◆ What you have to do ◆
Lines containing the word "capacitance" should be extracted in full.

# # # # # # #

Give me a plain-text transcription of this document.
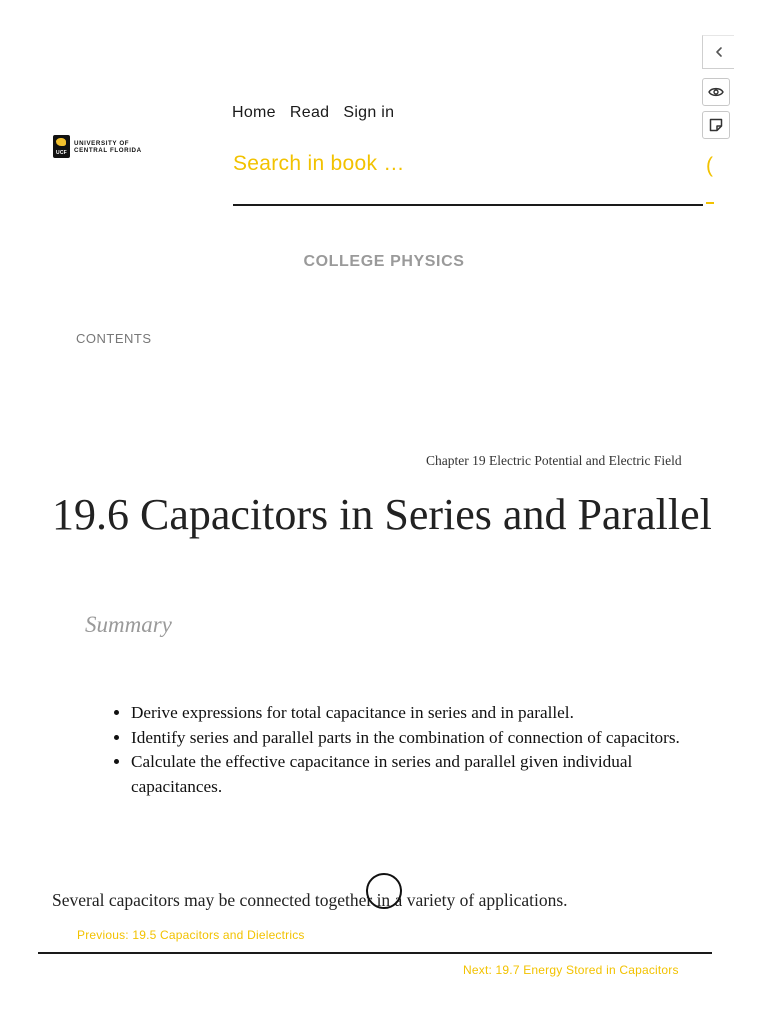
UCF
UNIVERSITY OF
CENTRAL FLORIDA
Home Read Sign in
Search in book …
(
COLLEGE PHYSICS
CONTENTS
Chapter 19 Electric Potential and Electric Field
19.6 Capacitors in Series and Parallel
Summary
• Derive expressions for total capacitance in series and in parallel.
• Identify series and parallel parts in the combination of connection of capacitors.
• Calculate the effective capacitance in series and parallel given individual capacitances.

Several capacitors may be connected together in a variety of applications.

Previous: 19.5 Capacitors and Dielectrics
Next: 19.7 Energy Stored in Capacitors
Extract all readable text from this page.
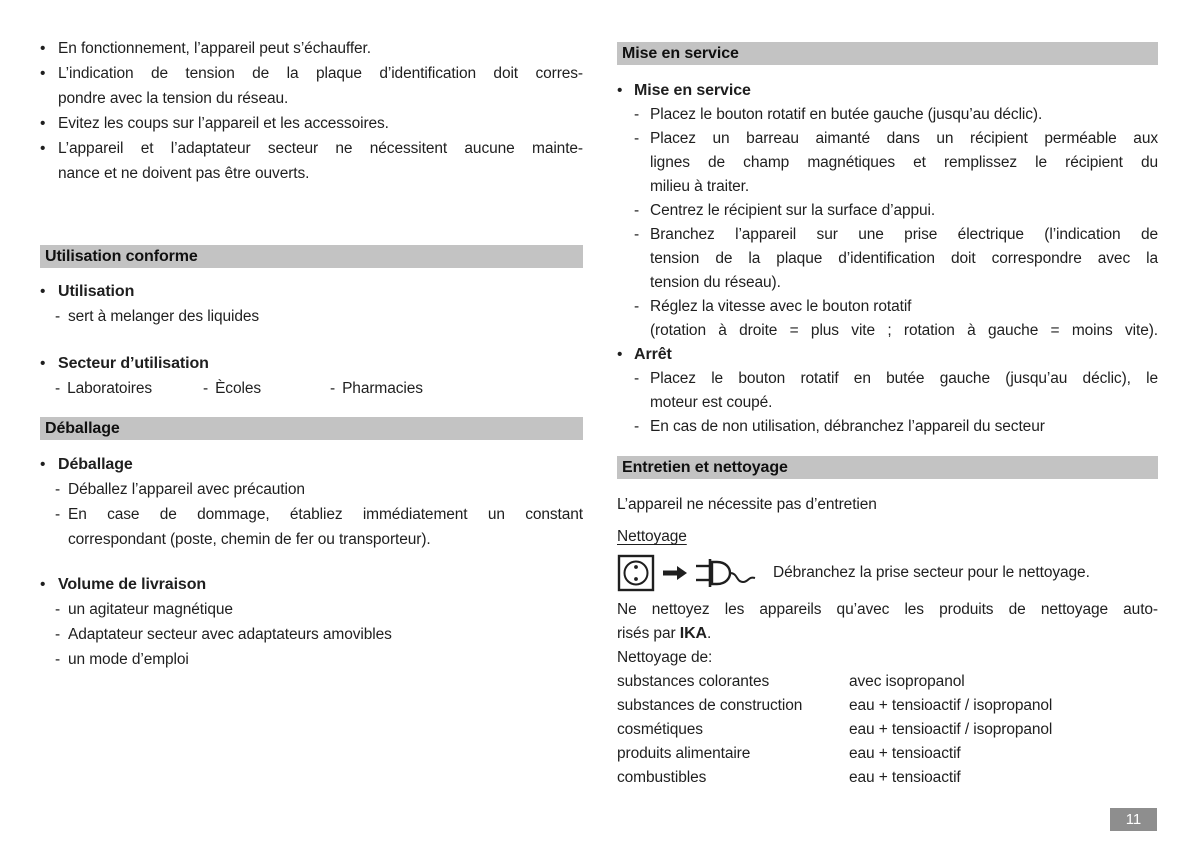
• En fonctionnement, l’appareil peut s’échauffer.
• L’indication de tension de la plaque d’identification doit corres-
pondre avec la tension du réseau.
• Evitez les coups sur l’appareil et les accessoires.
• L’appareil et l’adaptateur secteur ne nécessitent aucune mainte-
nance et ne doivent pas être ouverts.
Utilisation conforme
• Utilisation
- sert à melanger des liquides
• Secteur d’utilisation
- Laboratoires	- Ècoles	- Pharmacies
Déballage
• Déballage
- Déballez l’appareil avec précaution
- En case de dommage, établiez immédiatement un constant
correspondant (poste, chemin de fer ou transporteur).
• Volume de livraison
- un agitateur magnétique
- Adaptateur secteur avec adaptateurs amovibles
- un mode d’emploi
Mise en service
• Mise en service
- Placez le bouton rotatif en butée gauche (jusqu’au déclic).
- Placez un barreau aimanté dans un récipient perméable aux
lignes de champ magnétiques et remplissez le récipient du
milieu à traiter.
- Centrez le récipient sur la surface d’appui.
- Branchez l’appareil sur une prise électrique (l’indication de
tension de la plaque d’identification doit correspondre avec la
tension du réseau).
- Réglez la vitesse avec le bouton rotatif
(rotation à droite = plus vite ; rotation à gauche = moins vite).
• Arrêt
- Placez le bouton rotatif en butée gauche (jusqu’au déclic), le
moteur est coupé.
- En cas de non utilisation, débranchez l’appareil du secteur
Entretien et nettoyage
L’appareil ne nécessite pas d’entretien
Nettoyage
Débranchez la prise secteur pour le nettoyage.
Ne nettoyez les appareils qu’avec les produits de nettoyage auto-
risés par IKA.
Nettoyage de:
substances colorantes	avec isopropanol
substances de construction	eau + tensioactif / isopropanol
cosmétiques	eau + tensioactif / isopropanol
produits alimentaire	eau + tensioactif
combustibles	eau + tensioactif
11
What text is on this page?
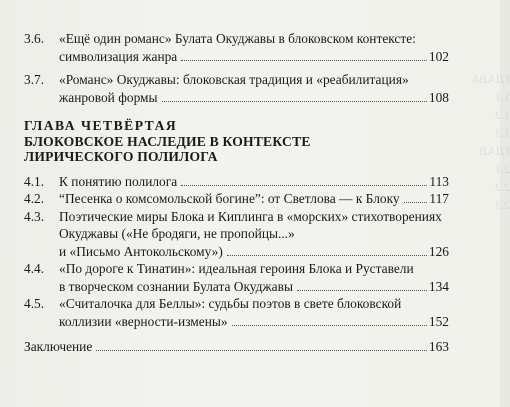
ГЛАВА
1.1.
1.2.
1.3.
ГЛАВ
2.1.
2.2.
2.3.
3.6.	«Ещё один романс» Булата Окуджавы в блоковском контексте:
символизация жанра	102
3.7.	«Романс» Окуджавы: блоковская традиция и «реабилитация»
жанровой формы	108
ГЛАВА ЧЕТВЁРТАЯ
БЛОКОВСКОЕ НАСЛЕДИЕ В КОНТЕКСТЕ
ЛИРИЧЕСКОГО ПОЛИЛОГА
4.1.	К понятию полилога	113
4.2.	“Песенка о комсомольской богине”: от Светлова — к Блоку 117
4.3.	Поэтические миры Блока и Киплинга в «морских» стихотворениях
Окуджавы («Не бродяги, не пропойцы...»
и «Письмо Антокольскому»)	126
4.4.	«По дороге к Тинатин»: идеальная героиня Блока и Руставели
в творческом сознании Булата Окуджавы	134
4.5.	«Считалочка для Беллы»: судьбы поэтов в свете блоковской
коллизии «верности-измены»	152
Заключение	163
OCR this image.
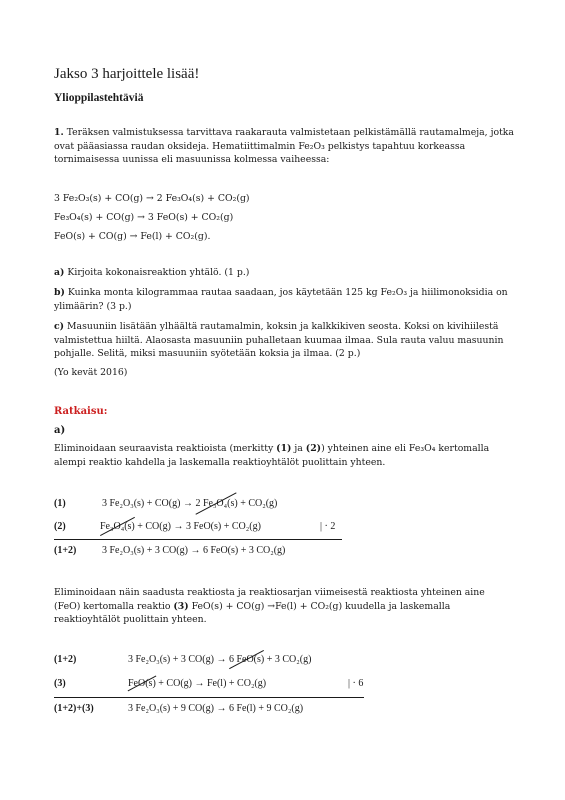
Jakso 3 harjoittele lisää!
Ylioppilastehtäviä
1. Teräksen valmistuksessa tarvittava raakarauta valmistetaan pelkistämällä rautamalmeja, jotka ovat pääasiassa raudan oksideja. Hematiittimalmin Fe₂O₃ pelkistys tapahtuu korkeassa tornimaisessa uunissa eli masuunissa kolmessa vaiheessa:
3 Fe₂O₃(s) + CO(g) → 2 Fe₃O₄(s) + CO₂(g)
Fe₃O₄(s) + CO(g) → 3 FeO(s) + CO₂(g)
FeO(s) + CO(g) → Fe(l) + CO₂(g).
a) Kirjoita kokonaisreaktion yhtälö. (1 p.)
b) Kuinka monta kilogrammaa rautaa saadaan, jos käytetään 125 kg Fe₂O₃ ja hiilimonoksidia on ylimäärin? (3 p.)
c) Masuuniin lisätään ylhäältä rautamalmin, koksin ja kalkkikiven seosta. Koksi on kivihiilestä valmistettua hiiltä. Alaosasta masuuniin puhalletaan kuumaa ilmaa. Sula rauta valuu masuunin pohjalle. Selitä, miksi masuuniin syötetään koksia ja ilmaa. (2 p.)
(Yo kevät 2016)
Ratkaisu:
a)
Eliminoidaan seuraavista reaktioista (merkitty (1) ja (2)) yhteinen aine eli Fe₃O₄ kertomalla alempi reaktio kahdella ja laskemalla reaktioyhtälöt puolittain yhteen.
(1)	3 Fe₂O₃(s) + CO(g) → 2 Fe₃O₄(s) + CO₂(g)
(2)	Fe₃O₄(s) + CO(g) → 3 FeO(s) + CO₂(g)	| · 2
(1+2)	3 Fe₂O₃(s) + 3 CO(g) → 6 FeO(s) + 3 CO₂(g)
Eliminoidaan näin saadusta reaktiosta ja reaktiosarjan viimeisestä reaktiosta yhteinen aine (FeO) kertomalla reaktio (3) FeO(s) + CO(g) →Fe(l) + CO₂(g) kuudella ja laskemalla reaktioyhtälöt puolittain yhteen.
(1+2)	3 Fe₂O₃(s) + 3 CO(g) → 6 FeO(s) + 3 CO₂(g)
(3)	FeO(s) + CO(g) → Fe(l) + CO₂(g)	| · 6
(1+2)+(3)	3 Fe₂O₃(s) + 9 CO(g) → 6 Fe(l) + 9 CO₂(g)
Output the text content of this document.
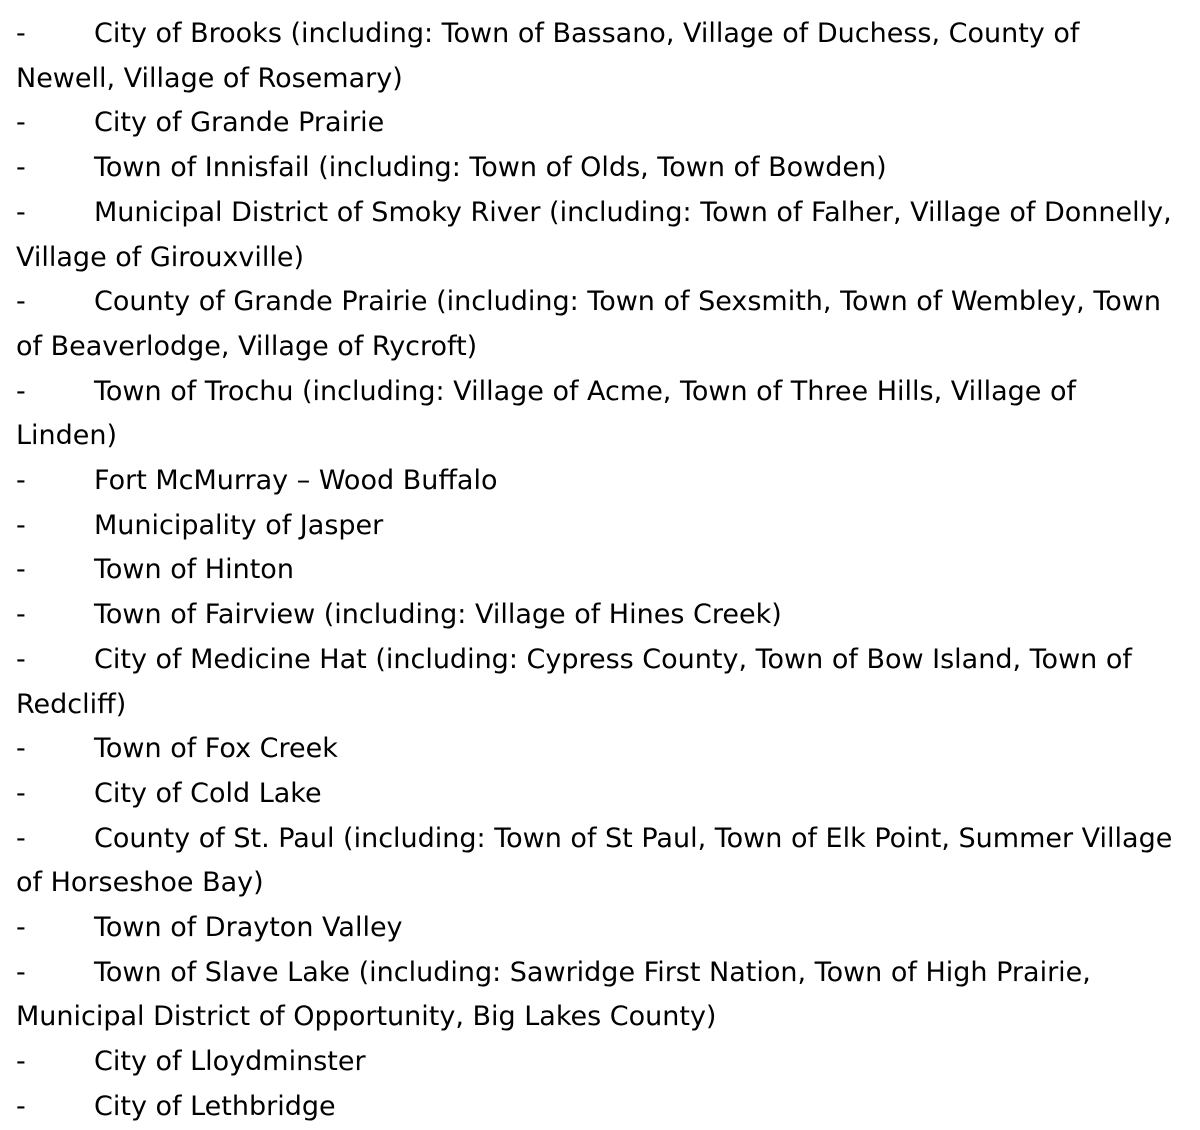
-	City of Brooks (including: Town of Bassano, Village of Duchess, County of Newell, Village of Rosemary)

-	City of Grande Prairie

-	Town of Innisfail (including: Town of Olds, Town of Bowden)

-	Municipal District of Smoky River (including: Town of Falher, Village of Donnelly, Village of Girouxville)

-	County of Grande Prairie (including: Town of Sexsmith, Town of Wembley, Town of Beaverlodge, Village of Rycroft)

-	Town of Trochu (including: Village of Acme, Town of Three Hills, Village of Linden)

-	Fort McMurray – Wood Buffalo

-	Municipality of Jasper

-	Town of Hinton

-	Town of Fairview (including: Village of Hines Creek)

-	City of Medicine Hat (including: Cypress County, Town of Bow Island, Town of Redcliff)

-	Town of Fox Creek

-	City of Cold Lake

-	County of St. Paul (including: Town of St Paul, Town of Elk Point, Summer Village of Horseshoe Bay)

-	Town of Drayton Valley

-	Town of Slave Lake (including: Sawridge First Nation, Town of High Prairie, Municipal District of Opportunity, Big Lakes County)

-	City of Lloydminster

-	City of Lethbridge
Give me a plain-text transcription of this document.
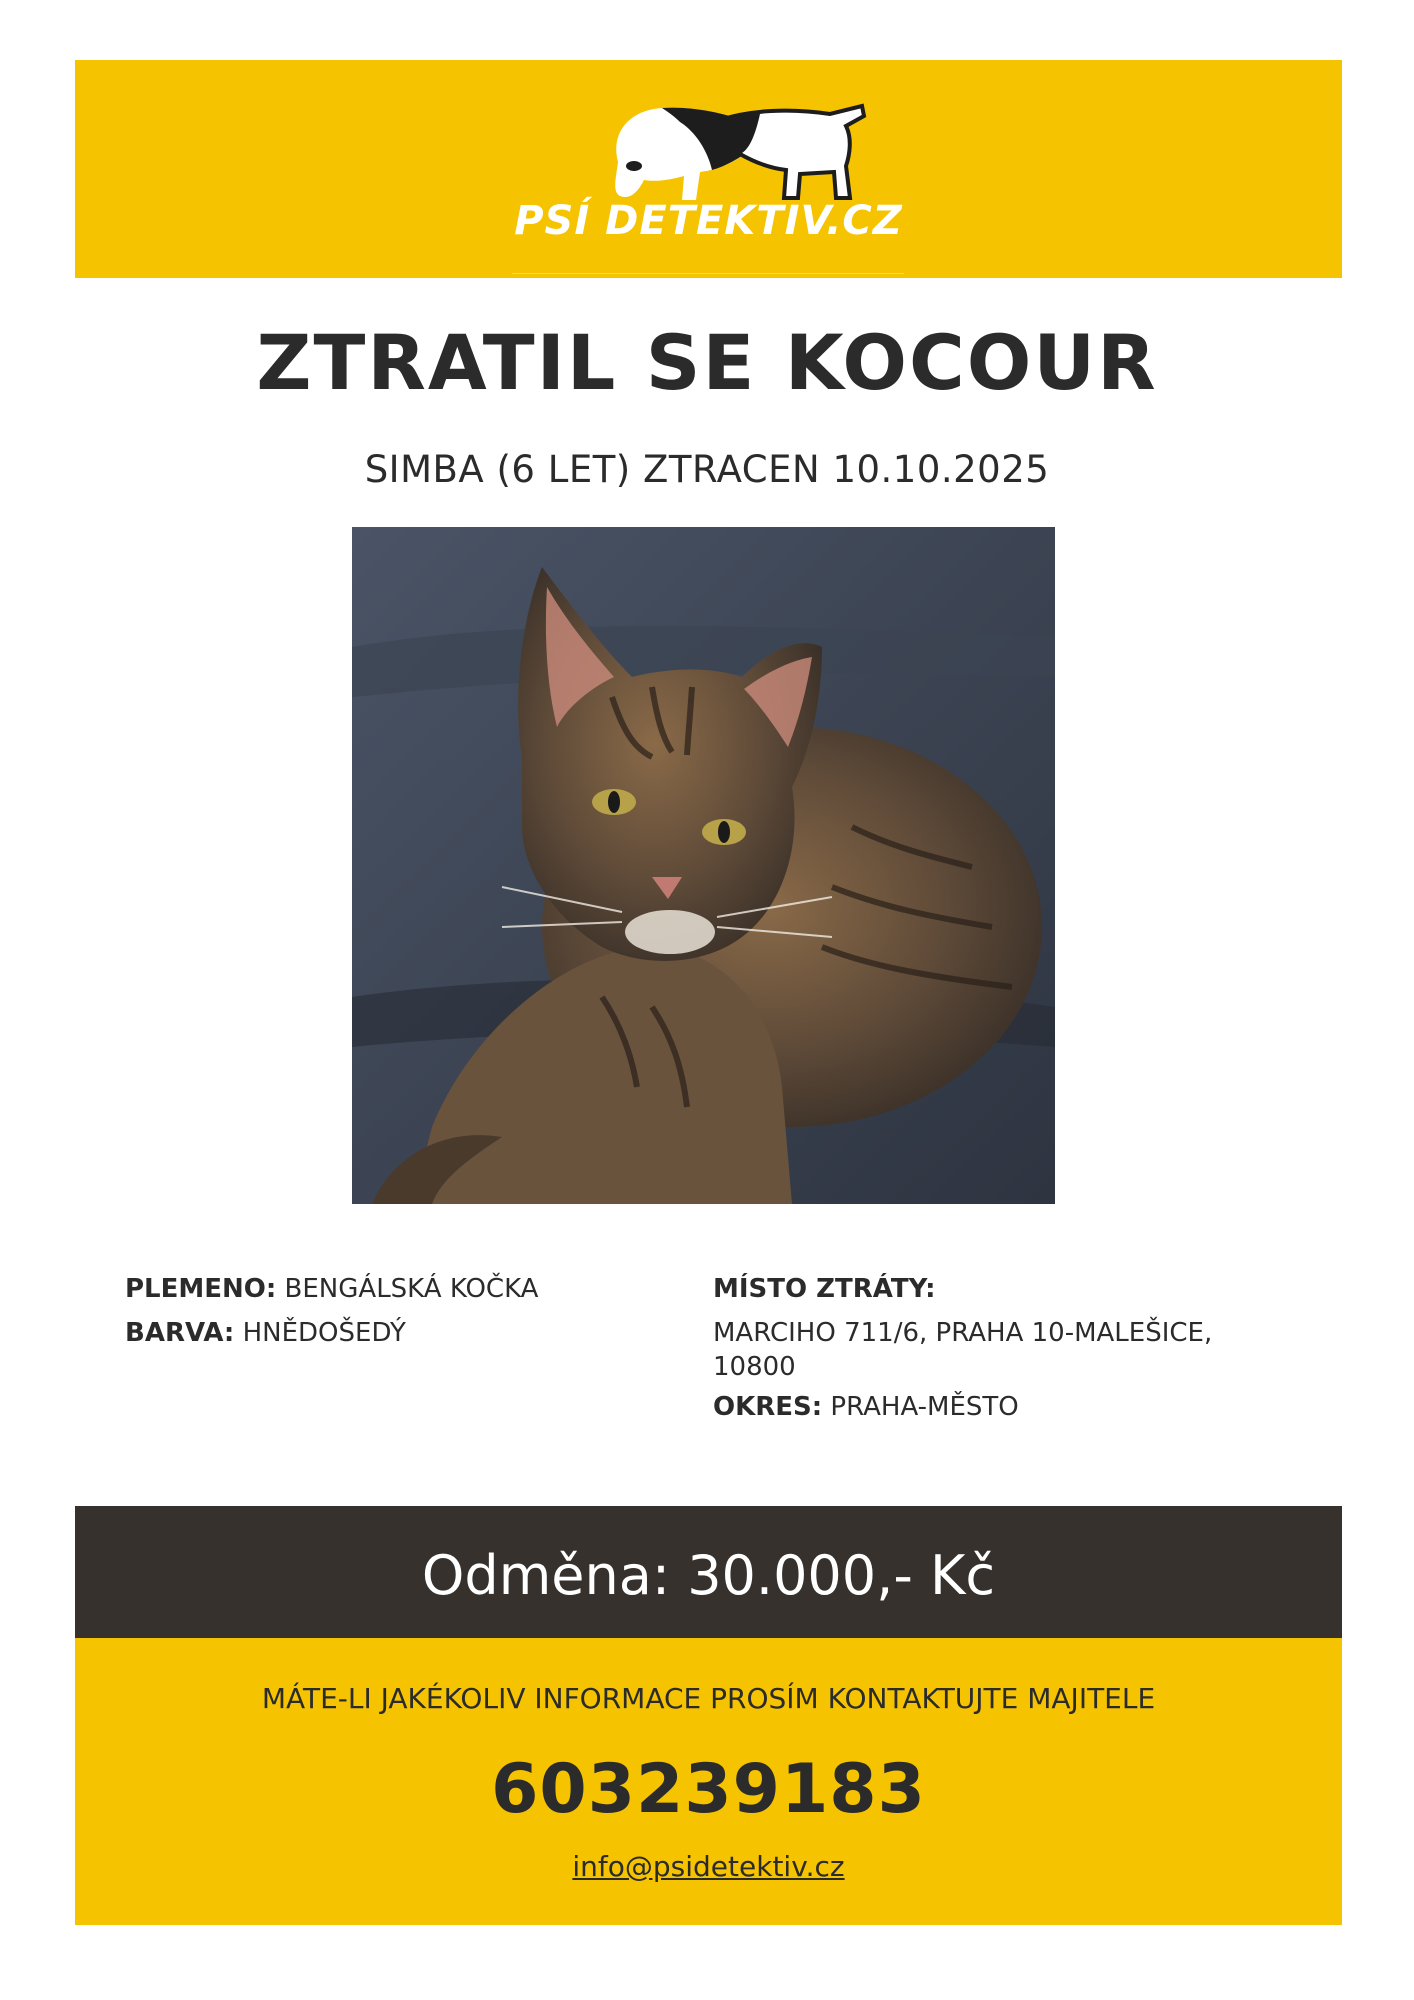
PSÍ DETEKTIV.CZ
ZTRATIL SE KOCOUR
SIMBA (6 LET) ZTRACEN 10.10.2025
PLEMENO: BENGÁLSKÁ KOČKA
BARVA: HNĚDOŠEDÝ
MÍSTO ZTRÁTY:
MARCIHO 711/6, PRAHA 10-MALEŠICE,
10800
OKRES: PRAHA-MĚSTO
Odměna: 30.000,- Kč
MÁTE-LI JAKÉKOLIV INFORMACE PROSÍM KONTAKTUJTE MAJITELE
603239183
info@psidetektiv.cz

# # # # # # #

◆ Result of the task ◆
• Derive expressions for total capacitance in series and in parallel.
• Calculate the effective capacitance in series and parallel given individual capacitances.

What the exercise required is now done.